What you will do ::
Find every line below that contains the word "нужды" and copy it out.

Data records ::
▼
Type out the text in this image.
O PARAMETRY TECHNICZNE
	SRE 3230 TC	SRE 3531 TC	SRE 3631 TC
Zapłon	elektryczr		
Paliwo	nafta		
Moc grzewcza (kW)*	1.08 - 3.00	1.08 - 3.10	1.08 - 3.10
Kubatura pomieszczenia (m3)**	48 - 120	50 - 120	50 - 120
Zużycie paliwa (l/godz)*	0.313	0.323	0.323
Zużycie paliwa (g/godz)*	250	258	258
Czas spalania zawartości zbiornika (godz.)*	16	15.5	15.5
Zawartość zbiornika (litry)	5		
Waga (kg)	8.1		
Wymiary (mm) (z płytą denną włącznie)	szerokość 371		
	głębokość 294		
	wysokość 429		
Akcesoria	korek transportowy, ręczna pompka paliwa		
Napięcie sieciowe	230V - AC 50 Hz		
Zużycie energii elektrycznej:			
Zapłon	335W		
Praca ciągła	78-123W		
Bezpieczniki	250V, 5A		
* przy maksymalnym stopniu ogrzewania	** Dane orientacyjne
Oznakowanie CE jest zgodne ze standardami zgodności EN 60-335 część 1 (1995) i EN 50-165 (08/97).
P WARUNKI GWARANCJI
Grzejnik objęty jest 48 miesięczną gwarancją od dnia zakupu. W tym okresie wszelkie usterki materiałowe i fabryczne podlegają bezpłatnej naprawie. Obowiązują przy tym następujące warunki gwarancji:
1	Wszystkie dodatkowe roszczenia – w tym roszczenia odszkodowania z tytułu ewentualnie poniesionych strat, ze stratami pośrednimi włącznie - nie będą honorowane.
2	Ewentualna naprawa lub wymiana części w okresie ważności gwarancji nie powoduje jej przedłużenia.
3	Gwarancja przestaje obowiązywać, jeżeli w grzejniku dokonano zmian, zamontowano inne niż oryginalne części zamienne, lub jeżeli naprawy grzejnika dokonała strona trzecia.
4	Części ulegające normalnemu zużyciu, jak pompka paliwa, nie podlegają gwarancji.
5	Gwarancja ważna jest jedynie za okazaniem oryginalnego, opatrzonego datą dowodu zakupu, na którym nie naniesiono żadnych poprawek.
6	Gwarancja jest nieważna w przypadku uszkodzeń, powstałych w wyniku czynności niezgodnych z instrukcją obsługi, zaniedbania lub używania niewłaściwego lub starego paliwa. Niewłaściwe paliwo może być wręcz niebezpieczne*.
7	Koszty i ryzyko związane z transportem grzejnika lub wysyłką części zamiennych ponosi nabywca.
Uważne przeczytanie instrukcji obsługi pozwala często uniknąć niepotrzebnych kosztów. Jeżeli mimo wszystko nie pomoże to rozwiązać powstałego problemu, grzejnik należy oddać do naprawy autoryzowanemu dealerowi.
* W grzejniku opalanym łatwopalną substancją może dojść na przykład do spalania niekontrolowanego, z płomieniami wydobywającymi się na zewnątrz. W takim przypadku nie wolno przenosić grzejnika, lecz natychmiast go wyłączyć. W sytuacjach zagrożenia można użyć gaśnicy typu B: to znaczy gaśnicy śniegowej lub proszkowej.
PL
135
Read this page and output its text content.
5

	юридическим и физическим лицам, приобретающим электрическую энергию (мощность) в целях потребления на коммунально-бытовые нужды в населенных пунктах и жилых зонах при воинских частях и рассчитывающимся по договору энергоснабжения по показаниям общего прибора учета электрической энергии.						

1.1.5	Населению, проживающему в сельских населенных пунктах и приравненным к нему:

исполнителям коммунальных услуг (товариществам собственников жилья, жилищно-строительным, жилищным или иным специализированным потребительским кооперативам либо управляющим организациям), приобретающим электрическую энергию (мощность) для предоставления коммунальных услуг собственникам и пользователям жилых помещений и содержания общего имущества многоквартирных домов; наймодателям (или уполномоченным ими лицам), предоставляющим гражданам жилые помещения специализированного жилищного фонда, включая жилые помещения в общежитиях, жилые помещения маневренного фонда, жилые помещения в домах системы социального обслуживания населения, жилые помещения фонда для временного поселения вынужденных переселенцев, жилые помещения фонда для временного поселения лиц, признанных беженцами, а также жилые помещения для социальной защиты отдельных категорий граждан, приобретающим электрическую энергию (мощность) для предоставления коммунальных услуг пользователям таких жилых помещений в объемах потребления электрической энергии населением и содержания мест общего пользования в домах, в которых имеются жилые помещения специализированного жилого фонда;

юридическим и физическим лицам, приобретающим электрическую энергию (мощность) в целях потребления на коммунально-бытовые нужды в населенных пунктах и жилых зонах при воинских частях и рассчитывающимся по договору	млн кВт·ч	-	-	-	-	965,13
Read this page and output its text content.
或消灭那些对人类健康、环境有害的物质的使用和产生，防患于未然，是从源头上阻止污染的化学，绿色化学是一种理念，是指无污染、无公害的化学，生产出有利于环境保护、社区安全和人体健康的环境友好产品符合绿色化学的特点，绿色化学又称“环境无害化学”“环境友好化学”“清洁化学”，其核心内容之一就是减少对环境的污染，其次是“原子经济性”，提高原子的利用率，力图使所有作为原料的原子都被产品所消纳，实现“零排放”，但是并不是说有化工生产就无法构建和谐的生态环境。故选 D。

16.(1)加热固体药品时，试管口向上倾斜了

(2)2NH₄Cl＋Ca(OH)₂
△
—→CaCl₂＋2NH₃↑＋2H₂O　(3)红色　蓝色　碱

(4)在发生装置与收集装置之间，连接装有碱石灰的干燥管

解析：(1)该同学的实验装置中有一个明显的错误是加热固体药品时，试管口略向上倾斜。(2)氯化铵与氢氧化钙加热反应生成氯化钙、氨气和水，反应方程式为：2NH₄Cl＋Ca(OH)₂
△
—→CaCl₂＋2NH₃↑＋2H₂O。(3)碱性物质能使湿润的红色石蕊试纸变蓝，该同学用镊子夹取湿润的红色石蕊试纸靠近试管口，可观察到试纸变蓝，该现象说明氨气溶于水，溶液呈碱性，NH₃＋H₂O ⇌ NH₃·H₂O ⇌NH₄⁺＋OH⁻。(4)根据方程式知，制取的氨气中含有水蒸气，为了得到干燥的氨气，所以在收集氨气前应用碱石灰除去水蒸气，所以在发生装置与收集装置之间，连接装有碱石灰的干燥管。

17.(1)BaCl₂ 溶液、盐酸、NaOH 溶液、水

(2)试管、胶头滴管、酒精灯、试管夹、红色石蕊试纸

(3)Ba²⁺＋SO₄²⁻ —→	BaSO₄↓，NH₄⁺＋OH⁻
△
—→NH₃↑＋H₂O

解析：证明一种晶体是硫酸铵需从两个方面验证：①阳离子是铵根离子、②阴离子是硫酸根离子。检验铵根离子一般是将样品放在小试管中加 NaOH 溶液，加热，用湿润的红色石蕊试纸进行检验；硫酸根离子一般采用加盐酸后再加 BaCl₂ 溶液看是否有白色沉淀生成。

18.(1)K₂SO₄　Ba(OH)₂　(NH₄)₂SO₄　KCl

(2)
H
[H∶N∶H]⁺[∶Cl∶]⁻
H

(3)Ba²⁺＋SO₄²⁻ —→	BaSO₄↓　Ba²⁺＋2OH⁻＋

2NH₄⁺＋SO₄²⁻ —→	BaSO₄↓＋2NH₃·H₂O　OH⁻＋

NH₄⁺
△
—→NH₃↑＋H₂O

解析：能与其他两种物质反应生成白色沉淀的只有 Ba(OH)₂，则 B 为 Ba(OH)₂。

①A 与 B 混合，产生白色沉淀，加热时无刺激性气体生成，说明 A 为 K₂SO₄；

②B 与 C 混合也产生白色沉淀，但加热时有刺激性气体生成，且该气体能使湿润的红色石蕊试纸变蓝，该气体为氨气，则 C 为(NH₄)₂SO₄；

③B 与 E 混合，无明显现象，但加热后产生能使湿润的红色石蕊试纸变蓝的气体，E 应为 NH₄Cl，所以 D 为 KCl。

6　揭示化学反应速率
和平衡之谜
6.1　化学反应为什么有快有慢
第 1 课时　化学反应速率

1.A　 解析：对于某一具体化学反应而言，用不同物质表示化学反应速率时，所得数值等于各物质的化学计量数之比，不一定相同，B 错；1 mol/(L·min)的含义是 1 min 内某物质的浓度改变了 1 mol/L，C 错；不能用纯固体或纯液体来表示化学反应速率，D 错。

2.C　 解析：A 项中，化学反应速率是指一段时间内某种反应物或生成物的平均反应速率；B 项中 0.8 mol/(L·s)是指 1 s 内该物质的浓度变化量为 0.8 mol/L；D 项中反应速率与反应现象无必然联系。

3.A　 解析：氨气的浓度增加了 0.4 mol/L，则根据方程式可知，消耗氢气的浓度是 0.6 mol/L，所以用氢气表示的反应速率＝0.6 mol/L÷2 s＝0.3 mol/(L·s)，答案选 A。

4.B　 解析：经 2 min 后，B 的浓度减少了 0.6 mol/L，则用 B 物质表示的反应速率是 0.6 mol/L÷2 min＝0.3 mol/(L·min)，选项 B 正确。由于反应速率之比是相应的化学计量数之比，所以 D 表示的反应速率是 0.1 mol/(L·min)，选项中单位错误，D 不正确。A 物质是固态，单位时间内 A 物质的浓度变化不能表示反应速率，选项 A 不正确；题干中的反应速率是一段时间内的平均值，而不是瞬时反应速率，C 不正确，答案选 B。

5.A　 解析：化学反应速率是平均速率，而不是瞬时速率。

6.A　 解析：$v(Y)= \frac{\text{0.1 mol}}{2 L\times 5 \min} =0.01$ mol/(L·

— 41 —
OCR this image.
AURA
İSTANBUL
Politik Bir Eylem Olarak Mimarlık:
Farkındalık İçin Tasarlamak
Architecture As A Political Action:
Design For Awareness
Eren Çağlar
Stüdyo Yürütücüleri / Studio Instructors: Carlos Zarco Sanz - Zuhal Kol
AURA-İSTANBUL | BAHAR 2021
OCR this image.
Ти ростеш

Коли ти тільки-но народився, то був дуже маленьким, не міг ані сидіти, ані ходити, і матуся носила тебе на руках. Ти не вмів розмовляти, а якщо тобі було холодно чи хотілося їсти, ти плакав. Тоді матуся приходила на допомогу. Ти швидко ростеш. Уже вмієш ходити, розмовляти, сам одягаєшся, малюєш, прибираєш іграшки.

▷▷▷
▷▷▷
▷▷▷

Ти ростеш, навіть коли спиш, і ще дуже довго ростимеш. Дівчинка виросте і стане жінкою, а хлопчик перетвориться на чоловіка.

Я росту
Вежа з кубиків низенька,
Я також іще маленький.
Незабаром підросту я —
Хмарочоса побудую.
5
▲
Output of the task ::
	юридическим и физическим лицам, приобретающим электрическую энергию (мощность) в целях потребления на коммунально-бытовые нужды в населенных пунктах и жилых зонах при воинских частях и рассчитывающимся по договору энергоснабжения по показаниям общего прибора учета электрической энергии.						
юридическим и физическим лицам, приобретающим электрическую энергию (мощность) в целях потребления на коммунально-бытовые нужды в населенных пунктах и жилых зонах при воинских частях и рассчитывающимся по договору	млн кВт·ч	-	-	-	-	965,13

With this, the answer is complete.